### AIM OF THE TASK:
Gather every line of the entries that includes the word "ylabel".

### RECORDS FOR PROCESSING:
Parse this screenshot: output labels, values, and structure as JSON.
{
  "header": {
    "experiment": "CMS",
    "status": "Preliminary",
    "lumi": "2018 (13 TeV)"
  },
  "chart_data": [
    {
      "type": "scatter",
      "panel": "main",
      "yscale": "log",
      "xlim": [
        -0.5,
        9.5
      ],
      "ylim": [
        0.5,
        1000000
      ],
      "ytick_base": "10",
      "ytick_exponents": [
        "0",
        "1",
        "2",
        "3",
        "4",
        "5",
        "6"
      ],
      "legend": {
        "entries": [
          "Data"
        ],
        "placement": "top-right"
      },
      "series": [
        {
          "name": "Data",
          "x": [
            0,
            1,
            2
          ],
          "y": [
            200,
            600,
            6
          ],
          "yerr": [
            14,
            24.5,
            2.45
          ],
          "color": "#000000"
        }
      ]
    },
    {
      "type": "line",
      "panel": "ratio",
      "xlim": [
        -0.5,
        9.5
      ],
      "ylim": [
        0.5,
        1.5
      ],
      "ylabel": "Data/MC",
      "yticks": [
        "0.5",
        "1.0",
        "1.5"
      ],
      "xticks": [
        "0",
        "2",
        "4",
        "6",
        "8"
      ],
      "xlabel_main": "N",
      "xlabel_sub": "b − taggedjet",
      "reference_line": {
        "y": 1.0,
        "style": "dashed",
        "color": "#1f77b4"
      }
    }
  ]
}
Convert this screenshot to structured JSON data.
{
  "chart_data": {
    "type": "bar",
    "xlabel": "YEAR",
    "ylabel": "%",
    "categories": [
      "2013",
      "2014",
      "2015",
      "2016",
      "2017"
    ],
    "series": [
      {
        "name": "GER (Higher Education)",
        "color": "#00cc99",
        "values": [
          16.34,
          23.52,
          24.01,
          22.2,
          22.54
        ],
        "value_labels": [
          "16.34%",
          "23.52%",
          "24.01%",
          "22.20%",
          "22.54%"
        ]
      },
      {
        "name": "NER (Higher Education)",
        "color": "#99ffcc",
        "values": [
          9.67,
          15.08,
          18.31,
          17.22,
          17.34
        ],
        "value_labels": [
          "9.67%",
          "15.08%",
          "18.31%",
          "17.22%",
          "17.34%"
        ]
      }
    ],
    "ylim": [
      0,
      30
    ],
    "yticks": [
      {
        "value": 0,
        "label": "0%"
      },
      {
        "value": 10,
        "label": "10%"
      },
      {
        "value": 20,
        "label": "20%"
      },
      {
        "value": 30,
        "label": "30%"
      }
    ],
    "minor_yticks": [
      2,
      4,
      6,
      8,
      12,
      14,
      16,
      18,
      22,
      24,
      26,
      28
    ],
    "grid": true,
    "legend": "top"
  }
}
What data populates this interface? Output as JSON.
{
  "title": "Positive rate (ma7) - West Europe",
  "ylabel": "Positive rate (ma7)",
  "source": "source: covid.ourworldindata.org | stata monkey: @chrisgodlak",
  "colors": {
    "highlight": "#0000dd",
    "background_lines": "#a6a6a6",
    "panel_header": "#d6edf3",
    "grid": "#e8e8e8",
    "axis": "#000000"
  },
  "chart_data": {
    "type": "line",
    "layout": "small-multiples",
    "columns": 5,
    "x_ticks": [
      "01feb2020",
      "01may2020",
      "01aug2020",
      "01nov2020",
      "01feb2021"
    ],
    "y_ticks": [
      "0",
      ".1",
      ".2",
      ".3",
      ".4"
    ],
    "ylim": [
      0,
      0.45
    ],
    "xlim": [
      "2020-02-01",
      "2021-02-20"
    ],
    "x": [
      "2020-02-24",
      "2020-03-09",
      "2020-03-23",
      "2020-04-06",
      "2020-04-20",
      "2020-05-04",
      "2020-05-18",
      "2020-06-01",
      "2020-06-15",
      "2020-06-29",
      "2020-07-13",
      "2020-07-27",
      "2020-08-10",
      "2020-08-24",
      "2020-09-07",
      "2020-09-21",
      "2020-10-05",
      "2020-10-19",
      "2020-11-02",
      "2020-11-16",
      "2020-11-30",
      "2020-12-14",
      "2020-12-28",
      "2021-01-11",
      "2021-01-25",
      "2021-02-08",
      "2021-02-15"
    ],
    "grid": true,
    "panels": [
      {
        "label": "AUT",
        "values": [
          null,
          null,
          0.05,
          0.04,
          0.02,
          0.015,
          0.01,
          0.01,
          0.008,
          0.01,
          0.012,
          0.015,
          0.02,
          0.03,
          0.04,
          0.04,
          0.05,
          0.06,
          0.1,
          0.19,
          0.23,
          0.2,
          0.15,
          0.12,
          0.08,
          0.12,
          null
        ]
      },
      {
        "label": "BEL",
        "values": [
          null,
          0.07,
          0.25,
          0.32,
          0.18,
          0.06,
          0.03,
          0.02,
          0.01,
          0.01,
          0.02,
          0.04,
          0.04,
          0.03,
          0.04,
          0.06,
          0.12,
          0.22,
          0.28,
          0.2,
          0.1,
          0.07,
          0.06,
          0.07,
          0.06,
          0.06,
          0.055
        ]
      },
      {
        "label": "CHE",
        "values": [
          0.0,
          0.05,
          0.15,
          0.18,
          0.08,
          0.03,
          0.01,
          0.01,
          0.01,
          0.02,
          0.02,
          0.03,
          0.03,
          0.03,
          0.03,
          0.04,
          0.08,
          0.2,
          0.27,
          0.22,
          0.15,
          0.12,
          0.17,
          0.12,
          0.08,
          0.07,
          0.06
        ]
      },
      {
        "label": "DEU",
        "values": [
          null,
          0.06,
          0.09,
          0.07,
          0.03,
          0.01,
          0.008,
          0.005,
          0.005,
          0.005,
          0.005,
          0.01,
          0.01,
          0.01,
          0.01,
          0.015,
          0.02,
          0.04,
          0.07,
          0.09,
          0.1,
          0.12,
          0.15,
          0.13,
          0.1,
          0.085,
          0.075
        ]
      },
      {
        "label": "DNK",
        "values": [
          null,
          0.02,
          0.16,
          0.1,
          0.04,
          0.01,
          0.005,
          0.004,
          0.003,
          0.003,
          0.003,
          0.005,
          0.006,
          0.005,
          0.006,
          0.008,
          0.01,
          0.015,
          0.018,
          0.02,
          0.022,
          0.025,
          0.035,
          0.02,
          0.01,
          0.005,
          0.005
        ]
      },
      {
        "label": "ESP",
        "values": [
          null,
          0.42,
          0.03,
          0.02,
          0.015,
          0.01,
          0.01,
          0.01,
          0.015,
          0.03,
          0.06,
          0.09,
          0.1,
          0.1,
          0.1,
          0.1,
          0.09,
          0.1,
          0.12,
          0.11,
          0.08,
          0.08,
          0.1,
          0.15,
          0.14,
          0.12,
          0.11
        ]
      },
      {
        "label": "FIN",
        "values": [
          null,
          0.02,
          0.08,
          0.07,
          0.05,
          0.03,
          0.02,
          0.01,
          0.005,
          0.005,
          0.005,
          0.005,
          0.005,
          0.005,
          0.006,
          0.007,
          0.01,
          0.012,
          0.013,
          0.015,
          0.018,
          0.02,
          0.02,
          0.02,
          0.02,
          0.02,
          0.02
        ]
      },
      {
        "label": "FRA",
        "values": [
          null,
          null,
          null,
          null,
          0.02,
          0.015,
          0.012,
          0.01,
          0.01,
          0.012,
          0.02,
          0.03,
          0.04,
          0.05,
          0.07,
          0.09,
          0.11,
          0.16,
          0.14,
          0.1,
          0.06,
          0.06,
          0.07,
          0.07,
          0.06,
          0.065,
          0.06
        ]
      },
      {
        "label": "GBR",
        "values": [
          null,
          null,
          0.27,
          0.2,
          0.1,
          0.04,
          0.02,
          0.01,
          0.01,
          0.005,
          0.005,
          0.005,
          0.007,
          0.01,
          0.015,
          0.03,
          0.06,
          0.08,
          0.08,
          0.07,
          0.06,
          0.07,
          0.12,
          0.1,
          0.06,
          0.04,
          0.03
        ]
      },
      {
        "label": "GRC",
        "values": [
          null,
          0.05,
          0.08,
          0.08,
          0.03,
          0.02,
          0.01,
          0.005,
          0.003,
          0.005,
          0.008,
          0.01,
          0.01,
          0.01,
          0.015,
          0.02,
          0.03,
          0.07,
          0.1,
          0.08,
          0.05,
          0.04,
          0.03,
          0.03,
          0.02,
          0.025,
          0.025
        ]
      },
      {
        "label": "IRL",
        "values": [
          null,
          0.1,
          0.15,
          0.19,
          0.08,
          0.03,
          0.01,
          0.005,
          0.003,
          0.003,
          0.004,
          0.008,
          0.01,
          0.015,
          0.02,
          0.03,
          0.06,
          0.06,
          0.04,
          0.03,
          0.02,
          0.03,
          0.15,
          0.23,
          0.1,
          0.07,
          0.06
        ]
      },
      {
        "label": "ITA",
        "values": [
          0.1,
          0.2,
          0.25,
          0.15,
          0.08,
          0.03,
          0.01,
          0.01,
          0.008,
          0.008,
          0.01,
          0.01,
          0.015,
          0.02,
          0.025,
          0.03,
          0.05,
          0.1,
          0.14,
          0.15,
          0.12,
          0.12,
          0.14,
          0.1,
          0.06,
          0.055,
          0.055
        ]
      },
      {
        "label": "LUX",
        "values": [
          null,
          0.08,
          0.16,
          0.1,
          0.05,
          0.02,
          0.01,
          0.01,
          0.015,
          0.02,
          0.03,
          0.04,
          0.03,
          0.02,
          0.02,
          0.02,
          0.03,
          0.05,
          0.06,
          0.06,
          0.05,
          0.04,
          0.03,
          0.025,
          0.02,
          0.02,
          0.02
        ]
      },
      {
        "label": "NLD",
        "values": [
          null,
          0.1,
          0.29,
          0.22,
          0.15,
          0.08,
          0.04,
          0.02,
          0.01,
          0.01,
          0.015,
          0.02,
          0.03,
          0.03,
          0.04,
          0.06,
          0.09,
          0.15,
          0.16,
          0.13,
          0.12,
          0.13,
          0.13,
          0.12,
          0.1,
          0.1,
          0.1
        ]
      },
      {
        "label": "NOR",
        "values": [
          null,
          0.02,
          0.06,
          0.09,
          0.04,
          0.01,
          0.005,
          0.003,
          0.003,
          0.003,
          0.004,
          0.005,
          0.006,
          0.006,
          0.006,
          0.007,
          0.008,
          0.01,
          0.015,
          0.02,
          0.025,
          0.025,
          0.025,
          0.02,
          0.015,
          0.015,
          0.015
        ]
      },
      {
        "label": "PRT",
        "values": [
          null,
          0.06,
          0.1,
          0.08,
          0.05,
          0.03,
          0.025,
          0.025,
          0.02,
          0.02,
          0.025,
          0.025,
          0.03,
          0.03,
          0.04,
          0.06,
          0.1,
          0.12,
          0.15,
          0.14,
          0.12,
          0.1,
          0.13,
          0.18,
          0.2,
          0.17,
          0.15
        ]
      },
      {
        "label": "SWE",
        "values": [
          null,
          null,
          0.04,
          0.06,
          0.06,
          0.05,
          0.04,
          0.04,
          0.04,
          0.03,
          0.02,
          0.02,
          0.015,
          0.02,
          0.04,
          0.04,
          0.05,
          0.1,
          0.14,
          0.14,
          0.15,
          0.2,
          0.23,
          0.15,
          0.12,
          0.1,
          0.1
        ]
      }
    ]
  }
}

### SOLUTION TO THIS PROBLEM:
      "ylabel": "Data/MC",
    "ylabel": "%",
  "ylabel": "Positive rate (ma7)",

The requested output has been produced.